→ Exercise objective:
Your task is to output all the records below, word for word.

Chart and figure data:
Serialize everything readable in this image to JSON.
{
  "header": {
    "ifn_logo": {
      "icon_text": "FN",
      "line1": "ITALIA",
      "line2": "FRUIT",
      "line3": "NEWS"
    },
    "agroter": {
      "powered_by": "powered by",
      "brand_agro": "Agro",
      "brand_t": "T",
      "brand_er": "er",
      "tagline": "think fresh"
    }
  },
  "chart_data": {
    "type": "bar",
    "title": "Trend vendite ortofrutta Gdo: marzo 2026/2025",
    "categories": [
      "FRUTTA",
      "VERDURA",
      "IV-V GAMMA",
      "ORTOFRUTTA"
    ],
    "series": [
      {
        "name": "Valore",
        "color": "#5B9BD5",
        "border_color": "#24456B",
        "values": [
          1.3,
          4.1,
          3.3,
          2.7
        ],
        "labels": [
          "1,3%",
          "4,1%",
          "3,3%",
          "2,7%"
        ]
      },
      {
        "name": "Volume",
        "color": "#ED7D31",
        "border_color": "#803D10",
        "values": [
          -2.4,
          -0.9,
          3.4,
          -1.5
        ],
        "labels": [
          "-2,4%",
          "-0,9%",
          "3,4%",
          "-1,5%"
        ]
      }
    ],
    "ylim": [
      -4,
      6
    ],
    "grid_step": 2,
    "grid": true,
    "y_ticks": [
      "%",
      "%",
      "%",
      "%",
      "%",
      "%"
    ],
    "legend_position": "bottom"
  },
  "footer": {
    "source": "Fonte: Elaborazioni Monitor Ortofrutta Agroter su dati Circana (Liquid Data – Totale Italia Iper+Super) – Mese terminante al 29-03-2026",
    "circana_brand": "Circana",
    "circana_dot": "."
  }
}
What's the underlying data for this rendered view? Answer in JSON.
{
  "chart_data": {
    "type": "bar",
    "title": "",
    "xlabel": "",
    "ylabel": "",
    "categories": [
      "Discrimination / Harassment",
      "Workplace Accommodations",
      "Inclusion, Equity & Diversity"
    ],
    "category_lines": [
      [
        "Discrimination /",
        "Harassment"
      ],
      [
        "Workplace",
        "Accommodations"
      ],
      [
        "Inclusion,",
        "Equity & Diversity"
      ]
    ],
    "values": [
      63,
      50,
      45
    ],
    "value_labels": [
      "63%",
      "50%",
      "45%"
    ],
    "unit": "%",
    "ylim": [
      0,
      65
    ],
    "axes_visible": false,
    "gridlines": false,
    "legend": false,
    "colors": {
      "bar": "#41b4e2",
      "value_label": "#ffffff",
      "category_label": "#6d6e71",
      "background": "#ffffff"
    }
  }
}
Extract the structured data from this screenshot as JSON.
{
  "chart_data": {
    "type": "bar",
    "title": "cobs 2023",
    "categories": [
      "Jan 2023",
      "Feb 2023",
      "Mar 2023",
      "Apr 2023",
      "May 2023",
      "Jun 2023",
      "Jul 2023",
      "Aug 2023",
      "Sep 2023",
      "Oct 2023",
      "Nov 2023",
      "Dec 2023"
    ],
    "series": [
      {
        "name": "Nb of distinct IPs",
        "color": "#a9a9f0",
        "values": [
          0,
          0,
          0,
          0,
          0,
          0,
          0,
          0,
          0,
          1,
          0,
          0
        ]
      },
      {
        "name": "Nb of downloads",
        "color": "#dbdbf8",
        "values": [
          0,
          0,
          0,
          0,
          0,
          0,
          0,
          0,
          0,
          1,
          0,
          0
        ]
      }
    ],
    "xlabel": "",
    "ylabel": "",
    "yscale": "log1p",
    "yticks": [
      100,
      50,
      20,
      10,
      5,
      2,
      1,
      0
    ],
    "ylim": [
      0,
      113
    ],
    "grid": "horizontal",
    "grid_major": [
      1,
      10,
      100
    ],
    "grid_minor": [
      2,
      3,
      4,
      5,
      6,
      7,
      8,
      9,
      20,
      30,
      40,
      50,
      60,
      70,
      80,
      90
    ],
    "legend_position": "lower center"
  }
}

→ Answer to this task:
Serialize everything readable in this image to JSON.
{
  "header": {
    "ifn_logo": {
      "icon_text": "FN",
      "line1": "ITALIA",
      "line2": "FRUIT",
      "line3": "NEWS"
    },
    "agroter": {
      "powered_by": "powered by",
      "brand_agro": "Agro",
      "brand_t": "T",
      "brand_er": "er",
      "tagline": "think fresh"
    }
  },
  "chart_data": {
    "type": "bar",
    "title": "Trend vendite ortofrutta Gdo: marzo 2026/2025",
    "categories": [
      "FRUTTA",
      "VERDURA",
      "IV-V GAMMA",
      "ORTOFRUTTA"
    ],
    "series": [
      {
        "name": "Valore",
        "color": "#5B9BD5",
        "border_color": "#24456B",
        "values": [
          1.3,
          4.1,
          3.3,
          2.7
        ],
        "labels": [
          "1,3%",
          "4,1%",
          "3,3%",
          "2,7%"
        ]
      },
      {
        "name": "Volume",
        "color": "#ED7D31",
        "border_color": "#803D10",
        "values": [
          -2.4,
          -0.9,
          3.4,
          -1.5
        ],
        "labels": [
          "-2,4%",
          "-0,9%",
          "3,4%",
          "-1,5%"
        ]
      }
    ],
    "ylim": [
      -4,
      6
    ],
    "grid_step": 2,
    "grid": true,
    "y_ticks": [
      "%",
      "%",
      "%",
      "%",
      "%",
      "%"
    ],
    "legend_position": "bottom"
  },
  "footer": {
    "source": "Fonte: Elaborazioni Monitor Ortofrutta Agroter su dati Circana (Liquid Data – Totale Italia Iper+Super) – Mese terminante al 29-03-2026",
    "circana_brand": "Circana",
    "circana_dot": "."
  }
}
What's the underlying data for this rendered view? Answer in JSON.
{
  "chart_data": {
    "type": "bar",
    "title": "",
    "xlabel": "",
    "ylabel": "",
    "categories": [
      "Discrimination / Harassment",
      "Workplace Accommodations",
      "Inclusion, Equity & Diversity"
    ],
    "category_lines": [
      [
        "Discrimination /",
        "Harassment"
      ],
      [
        "Workplace",
        "Accommodations"
      ],
      [
        "Inclusion,",
        "Equity & Diversity"
      ]
    ],
    "values": [
      63,
      50,
      45
    ],
    "value_labels": [
      "63%",
      "50%",
      "45%"
    ],
    "unit": "%",
    "ylim": [
      0,
      65
    ],
    "axes_visible": false,
    "gridlines": false,
    "legend": false,
    "colors": {
      "bar": "#41b4e2",
      "value_label": "#ffffff",
      "category_label": "#6d6e71",
      "background": "#ffffff"
    }
  }
}
Extract the structured data from this screenshot as JSON.
{
  "chart_data": {
    "type": "bar",
    "title": "cobs 2023",
    "categories": [
      "Jan 2023",
      "Feb 2023",
      "Mar 2023",
      "Apr 2023",
      "May 2023",
      "Jun 2023",
      "Jul 2023",
      "Aug 2023",
      "Sep 2023",
      "Oct 2023",
      "Nov 2023",
      "Dec 2023"
    ],
    "series": [
      {
        "name": "Nb of distinct IPs",
        "color": "#a9a9f0",
        "values": [
          0,
          0,
          0,
          0,
          0,
          0,
          0,
          0,
          0,
          1,
          0,
          0
        ]
      },
      {
        "name": "Nb of downloads",
        "color": "#dbdbf8",
        "values": [
          0,
          0,
          0,
          0,
          0,
          0,
          0,
          0,
          0,
          1,
          0,
          0
        ]
      }
    ],
    "xlabel": "",
    "ylabel": "",
    "yscale": "log1p",
    "yticks": [
      100,
      50,
      20,
      10,
      5,
      2,
      1,
      0
    ],
    "ylim": [
      0,
      113
    ],
    "grid": "horizontal",
    "grid_major": [
      1,
      10,
      100
    ],
    "grid_minor": [
      2,
      3,
      4,
      5,
      6,
      7,
      8,
      9,
      20,
      30,
      40,
      50,
      60,
      70,
      80,
      90
    ],
    "legend_position": "lower center"
  }
}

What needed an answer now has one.